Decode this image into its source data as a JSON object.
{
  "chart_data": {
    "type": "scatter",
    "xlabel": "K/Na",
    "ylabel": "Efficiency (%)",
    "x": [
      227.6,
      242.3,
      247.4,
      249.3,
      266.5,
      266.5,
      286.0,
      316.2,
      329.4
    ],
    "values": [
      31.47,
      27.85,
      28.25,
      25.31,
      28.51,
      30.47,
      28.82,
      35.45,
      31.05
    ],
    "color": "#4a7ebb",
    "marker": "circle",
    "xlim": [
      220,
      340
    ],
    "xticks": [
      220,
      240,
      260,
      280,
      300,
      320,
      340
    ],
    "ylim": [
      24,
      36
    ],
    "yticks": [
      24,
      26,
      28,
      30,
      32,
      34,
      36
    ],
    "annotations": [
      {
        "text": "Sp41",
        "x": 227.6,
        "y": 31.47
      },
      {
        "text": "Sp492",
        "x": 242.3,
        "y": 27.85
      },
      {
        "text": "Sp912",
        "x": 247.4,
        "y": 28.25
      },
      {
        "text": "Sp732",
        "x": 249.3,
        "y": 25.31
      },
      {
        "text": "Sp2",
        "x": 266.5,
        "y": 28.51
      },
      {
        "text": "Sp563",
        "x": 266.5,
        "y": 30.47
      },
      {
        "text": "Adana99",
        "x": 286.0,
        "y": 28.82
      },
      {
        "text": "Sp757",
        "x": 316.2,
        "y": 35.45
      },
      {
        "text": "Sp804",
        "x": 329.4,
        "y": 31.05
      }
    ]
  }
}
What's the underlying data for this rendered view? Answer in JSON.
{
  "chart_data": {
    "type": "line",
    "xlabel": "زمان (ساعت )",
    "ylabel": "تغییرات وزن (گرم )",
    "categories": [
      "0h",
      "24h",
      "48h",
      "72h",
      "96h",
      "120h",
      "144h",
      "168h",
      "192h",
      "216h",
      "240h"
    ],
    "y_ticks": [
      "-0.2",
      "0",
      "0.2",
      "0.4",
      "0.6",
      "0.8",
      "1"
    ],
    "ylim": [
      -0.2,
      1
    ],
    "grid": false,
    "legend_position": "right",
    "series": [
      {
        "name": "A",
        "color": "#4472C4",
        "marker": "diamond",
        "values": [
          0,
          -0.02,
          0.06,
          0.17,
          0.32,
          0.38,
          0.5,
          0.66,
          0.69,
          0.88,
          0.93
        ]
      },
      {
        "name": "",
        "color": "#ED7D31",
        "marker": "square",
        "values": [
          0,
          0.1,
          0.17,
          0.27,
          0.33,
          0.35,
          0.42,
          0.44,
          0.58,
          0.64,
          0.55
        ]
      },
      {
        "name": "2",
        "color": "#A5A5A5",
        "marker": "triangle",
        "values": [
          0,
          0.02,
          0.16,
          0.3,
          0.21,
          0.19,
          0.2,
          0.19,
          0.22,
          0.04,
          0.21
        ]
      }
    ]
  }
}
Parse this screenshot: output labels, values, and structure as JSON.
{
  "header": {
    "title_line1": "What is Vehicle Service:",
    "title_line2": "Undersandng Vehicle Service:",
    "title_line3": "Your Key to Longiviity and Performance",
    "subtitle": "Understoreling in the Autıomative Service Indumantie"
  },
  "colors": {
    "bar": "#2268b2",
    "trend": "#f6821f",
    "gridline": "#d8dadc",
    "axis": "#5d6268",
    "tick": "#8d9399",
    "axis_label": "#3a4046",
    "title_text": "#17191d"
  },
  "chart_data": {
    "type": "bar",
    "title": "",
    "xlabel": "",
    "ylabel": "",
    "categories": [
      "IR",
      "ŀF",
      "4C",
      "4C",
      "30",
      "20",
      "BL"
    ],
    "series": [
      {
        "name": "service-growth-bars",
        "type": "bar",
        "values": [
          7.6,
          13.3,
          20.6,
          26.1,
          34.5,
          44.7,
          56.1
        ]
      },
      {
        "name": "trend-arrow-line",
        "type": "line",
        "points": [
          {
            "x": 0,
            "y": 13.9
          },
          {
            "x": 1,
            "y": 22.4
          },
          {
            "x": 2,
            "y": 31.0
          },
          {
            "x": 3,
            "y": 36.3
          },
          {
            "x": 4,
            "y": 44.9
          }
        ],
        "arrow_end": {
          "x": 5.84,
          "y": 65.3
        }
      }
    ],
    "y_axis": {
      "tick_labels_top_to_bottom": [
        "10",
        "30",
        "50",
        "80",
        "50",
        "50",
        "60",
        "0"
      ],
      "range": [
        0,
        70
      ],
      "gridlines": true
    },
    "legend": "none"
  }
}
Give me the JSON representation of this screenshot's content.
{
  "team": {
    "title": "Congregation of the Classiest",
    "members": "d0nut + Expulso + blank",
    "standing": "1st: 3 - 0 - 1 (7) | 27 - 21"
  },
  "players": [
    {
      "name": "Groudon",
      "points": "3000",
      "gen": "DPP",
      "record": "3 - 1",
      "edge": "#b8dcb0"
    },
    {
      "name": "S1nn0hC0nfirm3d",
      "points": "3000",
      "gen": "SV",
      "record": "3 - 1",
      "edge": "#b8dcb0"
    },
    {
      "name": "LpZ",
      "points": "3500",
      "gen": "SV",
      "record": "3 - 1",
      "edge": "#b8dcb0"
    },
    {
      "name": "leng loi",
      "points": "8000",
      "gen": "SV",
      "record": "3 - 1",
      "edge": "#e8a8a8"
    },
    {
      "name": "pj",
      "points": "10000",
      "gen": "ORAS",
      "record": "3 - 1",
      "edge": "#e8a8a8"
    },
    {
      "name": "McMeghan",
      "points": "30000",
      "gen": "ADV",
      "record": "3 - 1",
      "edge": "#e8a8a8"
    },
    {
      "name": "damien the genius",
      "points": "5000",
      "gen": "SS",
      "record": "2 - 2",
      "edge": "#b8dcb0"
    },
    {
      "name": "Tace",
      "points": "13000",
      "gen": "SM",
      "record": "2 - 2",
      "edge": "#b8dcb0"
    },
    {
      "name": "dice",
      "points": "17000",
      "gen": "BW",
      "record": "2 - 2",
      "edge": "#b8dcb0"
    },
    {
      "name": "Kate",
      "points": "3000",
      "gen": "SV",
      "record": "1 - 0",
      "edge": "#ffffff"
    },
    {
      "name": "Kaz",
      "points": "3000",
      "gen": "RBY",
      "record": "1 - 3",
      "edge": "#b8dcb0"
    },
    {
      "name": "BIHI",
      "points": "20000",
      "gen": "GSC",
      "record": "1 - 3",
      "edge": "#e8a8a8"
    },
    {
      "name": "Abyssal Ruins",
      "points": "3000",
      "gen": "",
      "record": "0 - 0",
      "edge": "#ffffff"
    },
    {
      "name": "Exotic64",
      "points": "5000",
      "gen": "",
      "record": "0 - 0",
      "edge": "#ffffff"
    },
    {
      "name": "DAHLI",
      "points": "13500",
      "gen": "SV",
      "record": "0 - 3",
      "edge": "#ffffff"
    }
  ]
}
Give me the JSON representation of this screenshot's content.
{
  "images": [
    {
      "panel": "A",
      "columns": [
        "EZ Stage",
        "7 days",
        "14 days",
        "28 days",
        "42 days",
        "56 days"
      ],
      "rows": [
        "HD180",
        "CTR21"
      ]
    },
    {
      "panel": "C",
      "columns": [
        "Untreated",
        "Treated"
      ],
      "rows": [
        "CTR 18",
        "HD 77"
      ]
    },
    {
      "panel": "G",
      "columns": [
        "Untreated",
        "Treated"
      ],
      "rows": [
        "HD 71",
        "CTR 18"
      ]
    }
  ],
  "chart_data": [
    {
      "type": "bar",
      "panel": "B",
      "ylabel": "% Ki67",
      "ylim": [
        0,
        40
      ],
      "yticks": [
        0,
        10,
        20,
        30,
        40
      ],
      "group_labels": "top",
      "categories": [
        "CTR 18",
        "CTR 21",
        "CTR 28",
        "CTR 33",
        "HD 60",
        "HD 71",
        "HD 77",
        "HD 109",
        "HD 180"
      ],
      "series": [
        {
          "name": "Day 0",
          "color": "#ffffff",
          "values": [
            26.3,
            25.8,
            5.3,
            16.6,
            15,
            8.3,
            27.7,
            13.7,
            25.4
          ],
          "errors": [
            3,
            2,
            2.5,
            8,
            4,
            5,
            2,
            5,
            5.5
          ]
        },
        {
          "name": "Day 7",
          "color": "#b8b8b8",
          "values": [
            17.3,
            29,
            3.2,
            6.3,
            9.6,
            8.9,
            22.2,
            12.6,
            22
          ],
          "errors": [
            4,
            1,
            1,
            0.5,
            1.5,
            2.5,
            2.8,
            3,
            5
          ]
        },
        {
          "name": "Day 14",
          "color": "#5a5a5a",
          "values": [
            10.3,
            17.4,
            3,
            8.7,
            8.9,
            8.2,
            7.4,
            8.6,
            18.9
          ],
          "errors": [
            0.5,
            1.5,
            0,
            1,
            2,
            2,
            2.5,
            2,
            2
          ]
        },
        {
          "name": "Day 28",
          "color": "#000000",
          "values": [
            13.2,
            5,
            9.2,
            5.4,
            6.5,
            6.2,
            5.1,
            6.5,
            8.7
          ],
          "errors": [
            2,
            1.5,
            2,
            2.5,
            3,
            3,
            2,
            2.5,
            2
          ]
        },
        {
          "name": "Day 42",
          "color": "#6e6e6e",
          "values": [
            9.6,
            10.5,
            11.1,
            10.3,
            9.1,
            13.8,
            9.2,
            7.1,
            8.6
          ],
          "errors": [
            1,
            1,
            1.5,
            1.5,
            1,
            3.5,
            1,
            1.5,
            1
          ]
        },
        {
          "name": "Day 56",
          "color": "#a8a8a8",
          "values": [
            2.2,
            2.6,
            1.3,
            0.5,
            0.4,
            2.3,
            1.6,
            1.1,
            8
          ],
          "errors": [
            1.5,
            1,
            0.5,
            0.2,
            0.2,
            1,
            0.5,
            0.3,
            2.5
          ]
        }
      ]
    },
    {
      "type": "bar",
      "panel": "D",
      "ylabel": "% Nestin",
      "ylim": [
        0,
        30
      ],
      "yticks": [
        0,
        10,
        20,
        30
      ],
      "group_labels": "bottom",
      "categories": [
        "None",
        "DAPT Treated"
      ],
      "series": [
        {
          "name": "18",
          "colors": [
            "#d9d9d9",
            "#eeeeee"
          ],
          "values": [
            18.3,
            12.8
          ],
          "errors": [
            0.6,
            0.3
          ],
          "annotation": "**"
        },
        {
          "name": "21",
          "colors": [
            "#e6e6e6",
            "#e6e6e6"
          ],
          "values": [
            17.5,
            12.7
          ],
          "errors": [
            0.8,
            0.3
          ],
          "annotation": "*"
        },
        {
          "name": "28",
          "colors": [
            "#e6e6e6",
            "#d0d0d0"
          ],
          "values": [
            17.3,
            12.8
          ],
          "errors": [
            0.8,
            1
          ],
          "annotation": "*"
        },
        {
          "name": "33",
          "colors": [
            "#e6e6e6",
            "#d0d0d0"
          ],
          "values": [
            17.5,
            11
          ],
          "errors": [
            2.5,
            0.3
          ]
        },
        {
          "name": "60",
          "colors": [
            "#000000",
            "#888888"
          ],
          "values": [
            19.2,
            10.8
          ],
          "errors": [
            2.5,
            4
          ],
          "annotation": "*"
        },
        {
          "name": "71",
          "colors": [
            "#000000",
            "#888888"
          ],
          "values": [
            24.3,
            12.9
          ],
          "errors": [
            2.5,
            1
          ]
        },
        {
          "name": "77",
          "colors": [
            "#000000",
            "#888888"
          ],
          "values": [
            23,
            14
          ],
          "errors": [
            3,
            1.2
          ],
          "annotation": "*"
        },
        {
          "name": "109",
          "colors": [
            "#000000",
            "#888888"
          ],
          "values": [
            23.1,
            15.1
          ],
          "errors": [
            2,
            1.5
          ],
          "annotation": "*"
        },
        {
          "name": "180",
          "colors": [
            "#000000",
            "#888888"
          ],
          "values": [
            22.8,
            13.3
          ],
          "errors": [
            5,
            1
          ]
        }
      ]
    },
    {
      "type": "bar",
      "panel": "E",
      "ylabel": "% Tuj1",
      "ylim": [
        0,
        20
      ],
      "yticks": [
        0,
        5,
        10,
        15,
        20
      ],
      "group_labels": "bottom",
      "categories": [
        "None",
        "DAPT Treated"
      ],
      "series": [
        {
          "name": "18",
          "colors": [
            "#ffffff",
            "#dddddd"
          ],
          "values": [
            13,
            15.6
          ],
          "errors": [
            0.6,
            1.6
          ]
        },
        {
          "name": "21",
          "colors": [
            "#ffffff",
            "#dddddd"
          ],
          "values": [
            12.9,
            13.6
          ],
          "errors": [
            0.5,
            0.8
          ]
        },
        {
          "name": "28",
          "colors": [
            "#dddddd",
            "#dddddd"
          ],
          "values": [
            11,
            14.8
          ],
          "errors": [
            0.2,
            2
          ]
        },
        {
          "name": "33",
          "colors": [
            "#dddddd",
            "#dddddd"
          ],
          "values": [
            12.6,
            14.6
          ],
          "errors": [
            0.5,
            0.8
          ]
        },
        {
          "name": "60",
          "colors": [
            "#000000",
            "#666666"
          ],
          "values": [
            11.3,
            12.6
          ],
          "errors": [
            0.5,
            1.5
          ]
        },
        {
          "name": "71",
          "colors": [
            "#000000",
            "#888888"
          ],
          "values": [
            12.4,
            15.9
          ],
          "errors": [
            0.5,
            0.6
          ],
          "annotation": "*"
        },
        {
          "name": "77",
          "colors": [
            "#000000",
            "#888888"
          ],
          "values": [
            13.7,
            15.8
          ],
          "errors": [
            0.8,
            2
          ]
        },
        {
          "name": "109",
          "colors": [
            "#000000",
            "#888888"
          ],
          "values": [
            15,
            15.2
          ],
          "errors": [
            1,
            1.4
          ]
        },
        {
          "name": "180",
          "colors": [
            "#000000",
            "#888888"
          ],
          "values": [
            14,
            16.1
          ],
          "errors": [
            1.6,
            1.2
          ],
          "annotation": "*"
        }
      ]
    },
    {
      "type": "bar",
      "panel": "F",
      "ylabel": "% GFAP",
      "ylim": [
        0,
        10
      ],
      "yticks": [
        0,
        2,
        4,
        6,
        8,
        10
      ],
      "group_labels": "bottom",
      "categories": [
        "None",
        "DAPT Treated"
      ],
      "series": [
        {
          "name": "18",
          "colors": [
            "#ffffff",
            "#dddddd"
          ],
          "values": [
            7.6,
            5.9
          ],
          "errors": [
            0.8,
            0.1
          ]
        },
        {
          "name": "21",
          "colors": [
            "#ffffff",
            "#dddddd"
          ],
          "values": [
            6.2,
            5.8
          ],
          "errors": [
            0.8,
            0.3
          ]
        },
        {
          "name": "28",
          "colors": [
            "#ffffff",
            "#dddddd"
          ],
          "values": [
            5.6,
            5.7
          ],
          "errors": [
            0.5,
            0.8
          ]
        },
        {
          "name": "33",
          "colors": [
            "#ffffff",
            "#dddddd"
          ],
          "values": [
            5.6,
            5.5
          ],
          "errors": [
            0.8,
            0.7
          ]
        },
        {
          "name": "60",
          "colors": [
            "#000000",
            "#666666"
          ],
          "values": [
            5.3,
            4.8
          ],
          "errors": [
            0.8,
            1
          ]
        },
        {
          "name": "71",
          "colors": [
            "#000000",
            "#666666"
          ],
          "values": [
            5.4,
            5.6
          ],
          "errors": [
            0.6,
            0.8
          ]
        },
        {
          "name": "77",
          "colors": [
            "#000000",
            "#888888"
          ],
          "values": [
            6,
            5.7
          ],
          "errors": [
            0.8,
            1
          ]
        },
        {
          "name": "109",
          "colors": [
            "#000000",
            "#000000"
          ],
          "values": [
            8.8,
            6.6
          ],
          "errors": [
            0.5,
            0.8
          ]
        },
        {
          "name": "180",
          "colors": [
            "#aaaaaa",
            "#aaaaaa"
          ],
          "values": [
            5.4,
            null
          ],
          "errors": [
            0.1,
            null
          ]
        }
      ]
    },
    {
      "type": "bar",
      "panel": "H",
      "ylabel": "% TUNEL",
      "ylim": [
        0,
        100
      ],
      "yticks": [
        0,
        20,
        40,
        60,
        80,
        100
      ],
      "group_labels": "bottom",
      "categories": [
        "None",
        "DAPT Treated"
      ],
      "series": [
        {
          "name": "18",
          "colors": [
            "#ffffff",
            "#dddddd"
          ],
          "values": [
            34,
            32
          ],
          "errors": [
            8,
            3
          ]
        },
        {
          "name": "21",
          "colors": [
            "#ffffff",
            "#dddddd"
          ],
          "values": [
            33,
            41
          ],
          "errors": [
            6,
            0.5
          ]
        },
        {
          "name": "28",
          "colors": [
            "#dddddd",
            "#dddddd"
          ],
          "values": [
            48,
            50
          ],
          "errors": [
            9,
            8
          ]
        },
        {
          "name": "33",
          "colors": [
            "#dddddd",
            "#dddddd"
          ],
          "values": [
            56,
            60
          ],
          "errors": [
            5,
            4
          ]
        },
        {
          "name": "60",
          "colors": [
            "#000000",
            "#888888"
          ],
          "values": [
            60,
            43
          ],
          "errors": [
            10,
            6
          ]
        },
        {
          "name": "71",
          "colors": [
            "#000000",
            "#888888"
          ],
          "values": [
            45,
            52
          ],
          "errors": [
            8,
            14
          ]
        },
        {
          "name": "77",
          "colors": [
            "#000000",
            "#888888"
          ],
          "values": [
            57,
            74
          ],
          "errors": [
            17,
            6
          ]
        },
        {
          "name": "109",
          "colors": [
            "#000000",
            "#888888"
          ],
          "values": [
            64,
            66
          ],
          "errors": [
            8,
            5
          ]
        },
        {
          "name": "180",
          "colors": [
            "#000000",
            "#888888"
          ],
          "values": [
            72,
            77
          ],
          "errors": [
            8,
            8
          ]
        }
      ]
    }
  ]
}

━━━━━━━━━━━━━━━━━━━━━━━━━━━━━━

=== Exercise ===
Look through the entries above; copy every line holding the string "marker".

=== Finished task ===
    "marker": "circle",
        "marker": "diamond",
        "marker": "square",
        "marker": "triangle",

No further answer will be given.